Reproduce the listing below word for word, with no pictures.
______________________________
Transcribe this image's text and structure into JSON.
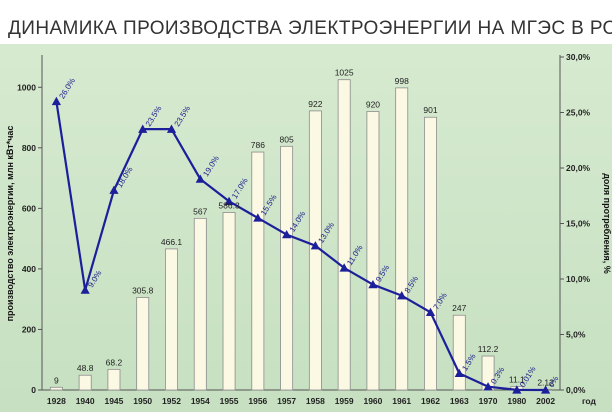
{
  "chart_data": {
    "type": "bar+line",
    "title": "ДИНАМИКА ПРОИЗВОДСТВА ЭЛЕКТРОЭНЕРГИИ  НА МГЭС В РОССИИ",
    "categories": [
      "1928",
      "1940",
      "1945",
      "1950",
      "1952",
      "1954",
      "1955",
      "1956",
      "1957",
      "1958",
      "1959",
      "1960",
      "1961",
      "1962",
      "1963",
      "1970",
      "1980",
      "2002"
    ],
    "xlabel": "год",
    "ylabel_left": "производство электроэнергии, млн кВт*час",
    "ylabel_right": "доля протребления, %",
    "ylim_left": [
      0,
      1100
    ],
    "ylim_right": [
      0,
      30
    ],
    "yticks_left": [
      "0",
      "200",
      "400",
      "600",
      "800",
      "1000"
    ],
    "yticks_right": [
      "0,0%",
      "5,0%",
      "10,0%",
      "15,0%",
      "20,0%",
      "25,0%",
      "30,0%"
    ],
    "grid": false,
    "series": [
      {
        "kind": "bar",
        "values": [
          9,
          48.8,
          68.2,
          305.8,
          466.1,
          567,
          586.3,
          786,
          805,
          922,
          1025,
          920,
          998,
          901,
          247,
          112.2,
          11.1,
          2.12
        ],
        "labels": [
          "9",
          "48.8",
          "68.2",
          "305.8",
          "466.1",
          "567",
          "586.3",
          "786",
          "805",
          "922",
          "1025",
          "920",
          "998",
          "901",
          "247",
          "112.2",
          "11.1",
          "2.12"
        ]
      },
      {
        "kind": "line",
        "values": [
          26.0,
          9.0,
          18.0,
          23.5,
          23.5,
          19.0,
          17.0,
          15.5,
          14.0,
          13.0,
          11.0,
          9.5,
          8.5,
          7.0,
          1.5,
          0.3,
          0.01,
          0.0
        ],
        "labels": [
          "26.0%",
          "9.0%",
          "18.0%",
          "23.5%",
          "23.5%",
          "19.0%",
          "17.0%",
          "15.5%",
          "14.0%",
          "13.0%",
          "11.0%",
          "9.5%",
          "8.5%",
          "7.0%",
          "1.5%",
          "0.3%",
          "0.01%",
          "0%"
        ]
      }
    ]
  },
  "colors": {
    "plot_background": "#cfe6c9",
    "bar_fill": "#fbf8e3",
    "bar_stroke": "#8c8c8c",
    "line": "#1c1f9a",
    "title": "#333333"
  }
}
______________________________
◆ **RESPONSE TO THE TASK**:
Transcribe this image's text and structure into JSON.
{
  "chart_data": {
    "type": "bar+line",
    "title": "ДИНАМИКА ПРОИЗВОДСТВА ЭЛЕКТРОЭНЕРГИИ  НА МГЭС В РОССИИ",
    "categories": [
      "1928",
      "1940",
      "1945",
      "1950",
      "1952",
      "1954",
      "1955",
      "1956",
      "1957",
      "1958",
      "1959",
      "1960",
      "1961",
      "1962",
      "1963",
      "1970",
      "1980",
      "2002"
    ],
    "xlabel": "год",
    "ylabel_left": "производство электроэнергии, млн кВт*час",
    "ylabel_right": "доля протребления, %",
    "ylim_left": [
      0,
      1100
    ],
    "ylim_right": [
      0,
      30
    ],
    "yticks_left": [
      "0",
      "200",
      "400",
      "600",
      "800",
      "1000"
    ],
    "yticks_right": [
      "0,0%",
      "5,0%",
      "10,0%",
      "15,0%",
      "20,0%",
      "25,0%",
      "30,0%"
    ],
    "grid": false,
    "series": [
      {
        "kind": "bar",
        "values": [
          9,
          48.8,
          68.2,
          305.8,
          466.1,
          567,
          586.3,
          786,
          805,
          922,
          1025,
          920,
          998,
          901,
          247,
          112.2,
          11.1,
          2.12
        ],
        "labels": [
          "9",
          "48.8",
          "68.2",
          "305.8",
          "466.1",
          "567",
          "586.3",
          "786",
          "805",
          "922",
          "1025",
          "920",
          "998",
          "901",
          "247",
          "112.2",
          "11.1",
          "2.12"
        ]
      },
      {
        "kind": "line",
        "values": [
          26.0,
          9.0,
          18.0,
          23.5,
          23.5,
          19.0,
          17.0,
          15.5,
          14.0,
          13.0,
          11.0,
          9.5,
          8.5,
          7.0,
          1.5,
          0.3,
          0.01,
          0.0
        ],
        "labels": [
          "26.0%",
          "9.0%",
          "18.0%",
          "23.5%",
          "23.5%",
          "19.0%",
          "17.0%",
          "15.5%",
          "14.0%",
          "13.0%",
          "11.0%",
          "9.5%",
          "8.5%",
          "7.0%",
          "1.5%",
          "0.3%",
          "0.01%",
          "0%"
        ]
      }
    ]
  },
  "colors": {
    "plot_background": "#cfe6c9",
    "bar_fill": "#fbf8e3",
    "bar_stroke": "#8c8c8c",
    "line": "#1c1f9a",
    "title": "#333333"
  }
}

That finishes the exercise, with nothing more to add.